### GOAL
Copy the material that follows word for word and omit its pictures.

### RECORDS FOR THE EXERCISE
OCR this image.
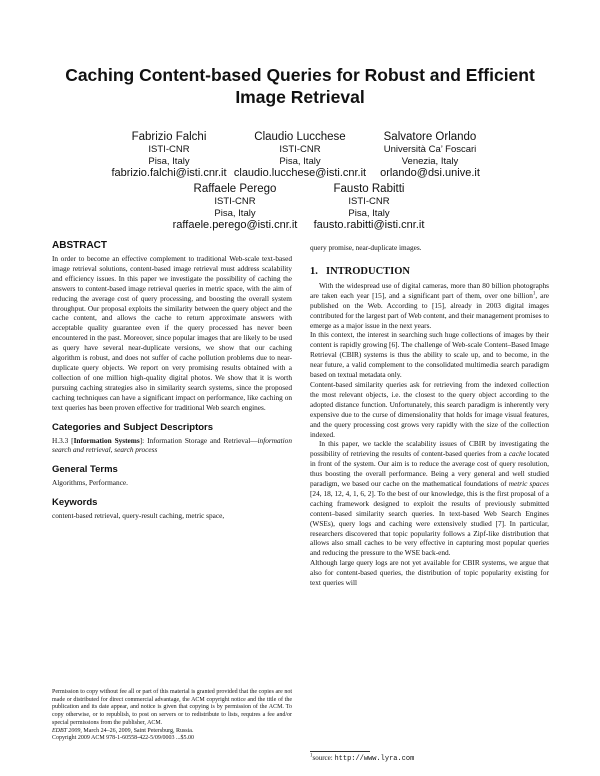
Caching Content-based Queries for Robust and Efficient
Image Retrieval
Fabrizio Falchi
ISTI-CNR
Pisa, Italy
fabrizio.falchi@isti.cnr.it
Claudio Lucchese
ISTI-CNR
Pisa, Italy
claudio.lucchese@isti.cnr.it
Salvatore Orlando
Università Ca’ Foscari
Venezia, Italy
orlando@dsi.unive.it
Raffaele Perego
ISTI-CNR
Pisa, Italy
raffaele.perego@isti.cnr.it
Fausto Rabitti
ISTI-CNR
Pisa, Italy
fausto.rabitti@isti.cnr.it
ABSTRACT

In order to become an effective complement to traditional Web-scale text-based image retrieval solutions, content-based image retrieval must address scalability and efficiency issues. In this paper we investigate the possibility of caching the answers to content-based image retrieval queries in metric space, with the aim of reducing the average cost of query processing, and boosting the overall system throughput. Our proposal exploits the similarity between the query object and the cache content, and allows the cache to return approximate answers with acceptable quality guarantee even if the query processed has never been encountered in the past. Moreover, since popular images that are likely to be used as query have several near-duplicate versions, we show that our caching algorithm is robust, and does not suffer of cache pollution problems due to near-duplicate query objects. We report on very promising results obtained with a collection of one million high-quality digital photos. We show that it is worth pursuing caching strategies also in similarity search systems, since the proposed caching techniques can have a significant impact on performance, like caching on text queries has been proven effective for traditional Web search engines.

Categories and Subject Descriptors

H.3.3 [Information Systems]: Information Storage and Retrieval—information search and retrieval, search process

General Terms

Algorithms, Performance.

Keywords

content-based retrieval, query-result caching, metric space,

Permission to copy without fee all or part of this material is granted provided that the copies are not made or distributed for direct commercial advantage, the ACM copyright notice and the title of the publication and its date appear, and notice is given that copying is by permission of the ACM. To copy otherwise, or to republish, to post on servers or to redistribute to lists, requires a fee and/or special permissions from the publisher, ACM.

EDBT 2009, March 24–26, 2009, Saint Petersburg, Russia.

Copyright 2009 ACM 978-1-60558-422-5/09/0003 ...$5.00

query promise, near-duplicate images.

1. INTRODUCTION

With the widespread use of digital cameras, more than 80 billion photographs are taken each year [15], and a significant part of them, over one billion$^1$, are published on the Web. According to [15], already in 2003 digital images contributed for the largest part of Web content, and their management promises to emerge as a major issue in the next years.

In this context, the interest in searching such huge collections of images by their content is rapidly growing [6]. The challenge of Web-scale Content–Based Image Retrieval (CBIR) systems is thus the ability to scale up, and to become, in the near future, a valid complement to the consolidated multimedia search paradigm based on textual metadata only.

Content-based similarity queries ask for retrieving from the indexed collection the most relevant objects, i.e. the closest to the query object according to the adopted distance function. Unfortunately, this search paradigm is inherently very expensive due to the curse of dimensionality that holds for image visual features, and the query processing cost grows very rapidly with the size of the collection indexed.

In this paper, we tackle the scalability issues of CBIR by investigating the possibility of retrieving the results of content-based queries from a cache located in front of the system. Our aim is to reduce the average cost of query resolution, thus boosting the overall performance. Being a very general and well studied paradigm, we based our cache on the mathematical foundations of metric spaces [24, 18, 12, 4, 1, 6, 2]. To the best of our knowledge, this is the first proposal of a caching framework designed to exploit the results of previously submitted content–based similarity search queries. In text-based Web Search Engines (WSEs), query logs and caching were extensively studied [7]. In particular, researchers discovered that topic popularity follows a Zipf-like distribution that allows also small caches to be very effective in capturing most popular queries and reducing the pressure to the WSE back-end.

Although large query logs are not yet available for CBIR systems, we argue that also for content-based queries, the distribution of topic popularity existing for text queries will

$^1$source: http://www.lyra.com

### WORKED ANSWER
OCR this image.
Caching Content-based Queries for Robust and Efficient
Image Retrieval
Fabrizio Falchi
ISTI-CNR
Pisa, Italy
fabrizio.falchi@isti.cnr.it
Claudio Lucchese
ISTI-CNR
Pisa, Italy
claudio.lucchese@isti.cnr.it
Salvatore Orlando
Università Ca’ Foscari
Venezia, Italy
orlando@dsi.unive.it
Raffaele Perego
ISTI-CNR
Pisa, Italy
raffaele.perego@isti.cnr.it
Fausto Rabitti
ISTI-CNR
Pisa, Italy
fausto.rabitti@isti.cnr.it
ABSTRACT

In order to become an effective complement to traditional Web-scale text-based image retrieval solutions, content-based image retrieval must address scalability and efficiency issues. In this paper we investigate the possibility of caching the answers to content-based image retrieval queries in metric space, with the aim of reducing the average cost of query processing, and boosting the overall system throughput. Our proposal exploits the similarity between the query object and the cache content, and allows the cache to return approximate answers with acceptable quality guarantee even if the query processed has never been encountered in the past. Moreover, since popular images that are likely to be used as query have several near-duplicate versions, we show that our caching algorithm is robust, and does not suffer of cache pollution problems due to near-duplicate query objects. We report on very promising results obtained with a collection of one million high-quality digital photos. We show that it is worth pursuing caching strategies also in similarity search systems, since the proposed caching techniques can have a significant impact on performance, like caching on text queries has been proven effective for traditional Web search engines.

Categories and Subject Descriptors

H.3.3 [Information Systems]: Information Storage and Retrieval—information search and retrieval, search process

General Terms

Algorithms, Performance.

Keywords

content-based retrieval, query-result caching, metric space,

Permission to copy without fee all or part of this material is granted provided that the copies are not made or distributed for direct commercial advantage, the ACM copyright notice and the title of the publication and its date appear, and notice is given that copying is by permission of the ACM. To copy otherwise, or to republish, to post on servers or to redistribute to lists, requires a fee and/or special permissions from the publisher, ACM.

EDBT 2009, March 24–26, 2009, Saint Petersburg, Russia.

Copyright 2009 ACM 978-1-60558-422-5/09/0003 ...$5.00

query promise, near-duplicate images.

1. INTRODUCTION

With the widespread use of digital cameras, more than 80 billion photographs are taken each year [15], and a significant part of them, over one billion$^1$, are published on the Web. According to [15], already in 2003 digital images contributed for the largest part of Web content, and their management promises to emerge as a major issue in the next years.

In this context, the interest in searching such huge collections of images by their content is rapidly growing [6]. The challenge of Web-scale Content–Based Image Retrieval (CBIR) systems is thus the ability to scale up, and to become, in the near future, a valid complement to the consolidated multimedia search paradigm based on textual metadata only.

Content-based similarity queries ask for retrieving from the indexed collection the most relevant objects, i.e. the closest to the query object according to the adopted distance function. Unfortunately, this search paradigm is inherently very expensive due to the curse of dimensionality that holds for image visual features, and the query processing cost grows very rapidly with the size of the collection indexed.

In this paper, we tackle the scalability issues of CBIR by investigating the possibility of retrieving the results of content-based queries from a cache located in front of the system. Our aim is to reduce the average cost of query resolution, thus boosting the overall performance. Being a very general and well studied paradigm, we based our cache on the mathematical foundations of metric spaces [24, 18, 12, 4, 1, 6, 2]. To the best of our knowledge, this is the first proposal of a caching framework designed to exploit the results of previously submitted content–based similarity search queries. In text-based Web Search Engines (WSEs), query logs and caching were extensively studied [7]. In particular, researchers discovered that topic popularity follows a Zipf-like distribution that allows also small caches to be very effective in capturing most popular queries and reducing the pressure to the WSE back-end.

Although large query logs are not yet available for CBIR systems, we argue that also for content-based queries, the distribution of topic popularity existing for text queries will

$^1$source: http://www.lyra.com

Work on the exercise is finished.